==== RECORDS SHOWN

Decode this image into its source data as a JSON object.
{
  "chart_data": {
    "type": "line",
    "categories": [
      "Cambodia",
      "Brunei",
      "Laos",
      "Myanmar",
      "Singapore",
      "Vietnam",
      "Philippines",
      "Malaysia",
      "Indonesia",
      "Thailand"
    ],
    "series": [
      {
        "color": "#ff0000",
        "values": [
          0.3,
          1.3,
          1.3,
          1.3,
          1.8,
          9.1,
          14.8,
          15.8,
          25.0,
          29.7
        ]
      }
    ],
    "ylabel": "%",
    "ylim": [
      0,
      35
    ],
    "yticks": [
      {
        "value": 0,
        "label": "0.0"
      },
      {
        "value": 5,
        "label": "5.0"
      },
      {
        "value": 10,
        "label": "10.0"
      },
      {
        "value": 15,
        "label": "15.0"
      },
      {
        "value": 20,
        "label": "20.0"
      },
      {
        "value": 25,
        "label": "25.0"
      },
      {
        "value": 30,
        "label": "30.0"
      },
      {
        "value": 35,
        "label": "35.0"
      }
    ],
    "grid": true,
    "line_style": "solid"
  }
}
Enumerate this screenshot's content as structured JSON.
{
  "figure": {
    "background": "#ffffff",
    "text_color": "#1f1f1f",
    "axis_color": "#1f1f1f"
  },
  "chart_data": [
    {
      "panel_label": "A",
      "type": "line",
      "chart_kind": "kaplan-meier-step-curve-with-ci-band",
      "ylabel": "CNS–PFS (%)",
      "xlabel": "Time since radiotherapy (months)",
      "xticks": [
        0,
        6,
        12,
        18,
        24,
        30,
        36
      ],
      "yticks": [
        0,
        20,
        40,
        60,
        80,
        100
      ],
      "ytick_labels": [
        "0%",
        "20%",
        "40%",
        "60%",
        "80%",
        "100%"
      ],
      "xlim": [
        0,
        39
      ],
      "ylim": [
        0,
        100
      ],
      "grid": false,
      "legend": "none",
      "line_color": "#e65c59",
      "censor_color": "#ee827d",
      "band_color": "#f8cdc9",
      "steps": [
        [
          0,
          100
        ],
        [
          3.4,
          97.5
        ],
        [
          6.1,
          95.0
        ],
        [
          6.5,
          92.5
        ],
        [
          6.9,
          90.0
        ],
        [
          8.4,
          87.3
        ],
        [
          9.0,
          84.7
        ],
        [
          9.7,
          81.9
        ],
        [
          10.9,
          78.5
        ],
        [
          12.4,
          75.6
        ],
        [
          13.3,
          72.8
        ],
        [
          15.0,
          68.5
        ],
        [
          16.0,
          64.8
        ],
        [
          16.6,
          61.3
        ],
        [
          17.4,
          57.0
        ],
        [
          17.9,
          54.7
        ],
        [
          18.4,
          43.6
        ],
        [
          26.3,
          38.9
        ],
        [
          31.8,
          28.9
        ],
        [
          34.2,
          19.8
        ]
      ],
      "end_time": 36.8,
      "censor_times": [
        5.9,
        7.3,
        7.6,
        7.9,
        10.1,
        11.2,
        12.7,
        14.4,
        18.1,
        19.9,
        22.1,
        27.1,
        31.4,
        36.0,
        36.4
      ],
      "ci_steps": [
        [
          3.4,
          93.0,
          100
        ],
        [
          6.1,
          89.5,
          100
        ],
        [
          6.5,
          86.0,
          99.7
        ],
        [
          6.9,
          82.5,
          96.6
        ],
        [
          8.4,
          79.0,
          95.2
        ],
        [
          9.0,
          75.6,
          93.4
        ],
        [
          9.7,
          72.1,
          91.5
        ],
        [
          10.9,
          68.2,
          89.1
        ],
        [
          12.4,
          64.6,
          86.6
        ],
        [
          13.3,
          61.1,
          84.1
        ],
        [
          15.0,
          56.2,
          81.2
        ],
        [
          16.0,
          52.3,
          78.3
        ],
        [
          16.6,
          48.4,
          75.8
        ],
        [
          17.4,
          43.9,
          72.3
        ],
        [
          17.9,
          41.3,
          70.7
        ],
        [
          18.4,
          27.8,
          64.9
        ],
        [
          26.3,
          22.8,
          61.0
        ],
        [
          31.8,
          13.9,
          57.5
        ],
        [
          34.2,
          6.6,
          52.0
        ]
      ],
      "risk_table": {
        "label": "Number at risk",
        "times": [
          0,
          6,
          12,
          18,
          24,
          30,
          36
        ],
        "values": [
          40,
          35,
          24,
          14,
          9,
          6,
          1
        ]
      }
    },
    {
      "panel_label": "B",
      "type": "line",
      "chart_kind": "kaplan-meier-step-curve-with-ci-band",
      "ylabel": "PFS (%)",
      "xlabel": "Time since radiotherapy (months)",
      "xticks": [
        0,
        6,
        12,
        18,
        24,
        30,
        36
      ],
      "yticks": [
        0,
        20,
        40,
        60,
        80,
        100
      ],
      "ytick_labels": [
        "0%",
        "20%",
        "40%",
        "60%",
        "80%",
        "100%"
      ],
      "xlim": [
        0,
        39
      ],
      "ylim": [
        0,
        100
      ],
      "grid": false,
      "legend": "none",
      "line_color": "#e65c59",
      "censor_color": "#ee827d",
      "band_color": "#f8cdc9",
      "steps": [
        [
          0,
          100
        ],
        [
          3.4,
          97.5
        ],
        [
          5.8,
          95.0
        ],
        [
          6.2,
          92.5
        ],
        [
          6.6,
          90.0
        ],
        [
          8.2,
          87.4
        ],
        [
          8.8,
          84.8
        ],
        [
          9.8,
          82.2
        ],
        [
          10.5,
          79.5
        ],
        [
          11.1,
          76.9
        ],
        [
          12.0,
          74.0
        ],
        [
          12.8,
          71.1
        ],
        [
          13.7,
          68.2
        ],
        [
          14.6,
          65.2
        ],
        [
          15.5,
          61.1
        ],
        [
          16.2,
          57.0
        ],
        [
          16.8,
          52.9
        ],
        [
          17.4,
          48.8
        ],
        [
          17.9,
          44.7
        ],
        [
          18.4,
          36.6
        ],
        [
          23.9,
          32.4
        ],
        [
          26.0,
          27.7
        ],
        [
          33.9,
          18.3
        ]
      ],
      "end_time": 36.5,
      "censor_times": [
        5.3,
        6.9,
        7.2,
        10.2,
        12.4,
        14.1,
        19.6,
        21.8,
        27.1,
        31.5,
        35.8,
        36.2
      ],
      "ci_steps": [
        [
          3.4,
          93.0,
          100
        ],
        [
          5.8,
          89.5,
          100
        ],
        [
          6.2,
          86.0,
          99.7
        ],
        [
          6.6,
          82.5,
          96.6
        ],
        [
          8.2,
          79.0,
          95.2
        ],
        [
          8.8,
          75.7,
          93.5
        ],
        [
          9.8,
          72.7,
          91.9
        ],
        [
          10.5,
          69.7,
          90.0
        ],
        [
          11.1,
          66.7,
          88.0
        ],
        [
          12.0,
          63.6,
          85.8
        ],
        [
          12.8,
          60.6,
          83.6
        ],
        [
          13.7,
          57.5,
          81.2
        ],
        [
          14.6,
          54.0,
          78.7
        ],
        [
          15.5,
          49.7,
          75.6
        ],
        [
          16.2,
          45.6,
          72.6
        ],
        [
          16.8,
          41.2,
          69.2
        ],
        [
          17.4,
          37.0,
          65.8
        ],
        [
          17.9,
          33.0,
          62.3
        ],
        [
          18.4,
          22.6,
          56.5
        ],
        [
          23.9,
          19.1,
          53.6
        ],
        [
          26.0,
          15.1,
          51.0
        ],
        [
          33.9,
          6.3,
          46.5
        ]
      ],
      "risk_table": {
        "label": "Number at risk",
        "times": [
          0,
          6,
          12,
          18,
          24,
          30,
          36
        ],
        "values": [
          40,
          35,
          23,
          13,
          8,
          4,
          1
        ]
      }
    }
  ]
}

========

Each entry must be reproduced verbatim.

Decode this image into its source data as a JSON object.
{
  "chart_data": {
    "type": "line",
    "categories": [
      "Cambodia",
      "Brunei",
      "Laos",
      "Myanmar",
      "Singapore",
      "Vietnam",
      "Philippines",
      "Malaysia",
      "Indonesia",
      "Thailand"
    ],
    "series": [
      {
        "color": "#ff0000",
        "values": [
          0.3,
          1.3,
          1.3,
          1.3,
          1.8,
          9.1,
          14.8,
          15.8,
          25.0,
          29.7
        ]
      }
    ],
    "ylabel": "%",
    "ylim": [
      0,
      35
    ],
    "yticks": [
      {
        "value": 0,
        "label": "0.0"
      },
      {
        "value": 5,
        "label": "5.0"
      },
      {
        "value": 10,
        "label": "10.0"
      },
      {
        "value": 15,
        "label": "15.0"
      },
      {
        "value": 20,
        "label": "20.0"
      },
      {
        "value": 25,
        "label": "25.0"
      },
      {
        "value": 30,
        "label": "30.0"
      },
      {
        "value": 35,
        "label": "35.0"
      }
    ],
    "grid": true,
    "line_style": "solid"
  }
}
Enumerate this screenshot's content as structured JSON.
{
  "figure": {
    "background": "#ffffff",
    "text_color": "#1f1f1f",
    "axis_color": "#1f1f1f"
  },
  "chart_data": [
    {
      "panel_label": "A",
      "type": "line",
      "chart_kind": "kaplan-meier-step-curve-with-ci-band",
      "ylabel": "CNS–PFS (%)",
      "xlabel": "Time since radiotherapy (months)",
      "xticks": [
        0,
        6,
        12,
        18,
        24,
        30,
        36
      ],
      "yticks": [
        0,
        20,
        40,
        60,
        80,
        100
      ],
      "ytick_labels": [
        "0%",
        "20%",
        "40%",
        "60%",
        "80%",
        "100%"
      ],
      "xlim": [
        0,
        39
      ],
      "ylim": [
        0,
        100
      ],
      "grid": false,
      "legend": "none",
      "line_color": "#e65c59",
      "censor_color": "#ee827d",
      "band_color": "#f8cdc9",
      "steps": [
        [
          0,
          100
        ],
        [
          3.4,
          97.5
        ],
        [
          6.1,
          95.0
        ],
        [
          6.5,
          92.5
        ],
        [
          6.9,
          90.0
        ],
        [
          8.4,
          87.3
        ],
        [
          9.0,
          84.7
        ],
        [
          9.7,
          81.9
        ],
        [
          10.9,
          78.5
        ],
        [
          12.4,
          75.6
        ],
        [
          13.3,
          72.8
        ],
        [
          15.0,
          68.5
        ],
        [
          16.0,
          64.8
        ],
        [
          16.6,
          61.3
        ],
        [
          17.4,
          57.0
        ],
        [
          17.9,
          54.7
        ],
        [
          18.4,
          43.6
        ],
        [
          26.3,
          38.9
        ],
        [
          31.8,
          28.9
        ],
        [
          34.2,
          19.8
        ]
      ],
      "end_time": 36.8,
      "censor_times": [
        5.9,
        7.3,
        7.6,
        7.9,
        10.1,
        11.2,
        12.7,
        14.4,
        18.1,
        19.9,
        22.1,
        27.1,
        31.4,
        36.0,
        36.4
      ],
      "ci_steps": [
        [
          3.4,
          93.0,
          100
        ],
        [
          6.1,
          89.5,
          100
        ],
        [
          6.5,
          86.0,
          99.7
        ],
        [
          6.9,
          82.5,
          96.6
        ],
        [
          8.4,
          79.0,
          95.2
        ],
        [
          9.0,
          75.6,
          93.4
        ],
        [
          9.7,
          72.1,
          91.5
        ],
        [
          10.9,
          68.2,
          89.1
        ],
        [
          12.4,
          64.6,
          86.6
        ],
        [
          13.3,
          61.1,
          84.1
        ],
        [
          15.0,
          56.2,
          81.2
        ],
        [
          16.0,
          52.3,
          78.3
        ],
        [
          16.6,
          48.4,
          75.8
        ],
        [
          17.4,
          43.9,
          72.3
        ],
        [
          17.9,
          41.3,
          70.7
        ],
        [
          18.4,
          27.8,
          64.9
        ],
        [
          26.3,
          22.8,
          61.0
        ],
        [
          31.8,
          13.9,
          57.5
        ],
        [
          34.2,
          6.6,
          52.0
        ]
      ],
      "risk_table": {
        "label": "Number at risk",
        "times": [
          0,
          6,
          12,
          18,
          24,
          30,
          36
        ],
        "values": [
          40,
          35,
          24,
          14,
          9,
          6,
          1
        ]
      }
    },
    {
      "panel_label": "B",
      "type": "line",
      "chart_kind": "kaplan-meier-step-curve-with-ci-band",
      "ylabel": "PFS (%)",
      "xlabel": "Time since radiotherapy (months)",
      "xticks": [
        0,
        6,
        12,
        18,
        24,
        30,
        36
      ],
      "yticks": [
        0,
        20,
        40,
        60,
        80,
        100
      ],
      "ytick_labels": [
        "0%",
        "20%",
        "40%",
        "60%",
        "80%",
        "100%"
      ],
      "xlim": [
        0,
        39
      ],
      "ylim": [
        0,
        100
      ],
      "grid": false,
      "legend": "none",
      "line_color": "#e65c59",
      "censor_color": "#ee827d",
      "band_color": "#f8cdc9",
      "steps": [
        [
          0,
          100
        ],
        [
          3.4,
          97.5
        ],
        [
          5.8,
          95.0
        ],
        [
          6.2,
          92.5
        ],
        [
          6.6,
          90.0
        ],
        [
          8.2,
          87.4
        ],
        [
          8.8,
          84.8
        ],
        [
          9.8,
          82.2
        ],
        [
          10.5,
          79.5
        ],
        [
          11.1,
          76.9
        ],
        [
          12.0,
          74.0
        ],
        [
          12.8,
          71.1
        ],
        [
          13.7,
          68.2
        ],
        [
          14.6,
          65.2
        ],
        [
          15.5,
          61.1
        ],
        [
          16.2,
          57.0
        ],
        [
          16.8,
          52.9
        ],
        [
          17.4,
          48.8
        ],
        [
          17.9,
          44.7
        ],
        [
          18.4,
          36.6
        ],
        [
          23.9,
          32.4
        ],
        [
          26.0,
          27.7
        ],
        [
          33.9,
          18.3
        ]
      ],
      "end_time": 36.5,
      "censor_times": [
        5.3,
        6.9,
        7.2,
        10.2,
        12.4,
        14.1,
        19.6,
        21.8,
        27.1,
        31.5,
        35.8,
        36.2
      ],
      "ci_steps": [
        [
          3.4,
          93.0,
          100
        ],
        [
          5.8,
          89.5,
          100
        ],
        [
          6.2,
          86.0,
          99.7
        ],
        [
          6.6,
          82.5,
          96.6
        ],
        [
          8.2,
          79.0,
          95.2
        ],
        [
          8.8,
          75.7,
          93.5
        ],
        [
          9.8,
          72.7,
          91.9
        ],
        [
          10.5,
          69.7,
          90.0
        ],
        [
          11.1,
          66.7,
          88.0
        ],
        [
          12.0,
          63.6,
          85.8
        ],
        [
          12.8,
          60.6,
          83.6
        ],
        [
          13.7,
          57.5,
          81.2
        ],
        [
          14.6,
          54.0,
          78.7
        ],
        [
          15.5,
          49.7,
          75.6
        ],
        [
          16.2,
          45.6,
          72.6
        ],
        [
          16.8,
          41.2,
          69.2
        ],
        [
          17.4,
          37.0,
          65.8
        ],
        [
          17.9,
          33.0,
          62.3
        ],
        [
          18.4,
          22.6,
          56.5
        ],
        [
          23.9,
          19.1,
          53.6
        ],
        [
          26.0,
          15.1,
          51.0
        ],
        [
          33.9,
          6.3,
          46.5
        ]
      ],
      "risk_table": {
        "label": "Number at risk",
        "times": [
          0,
          6,
          12,
          18,
          24,
          30,
          36
        ],
        "values": [
          40,
          35,
          23,
          13,
          8,
          4,
          1
        ]
      }
    }
  ]
}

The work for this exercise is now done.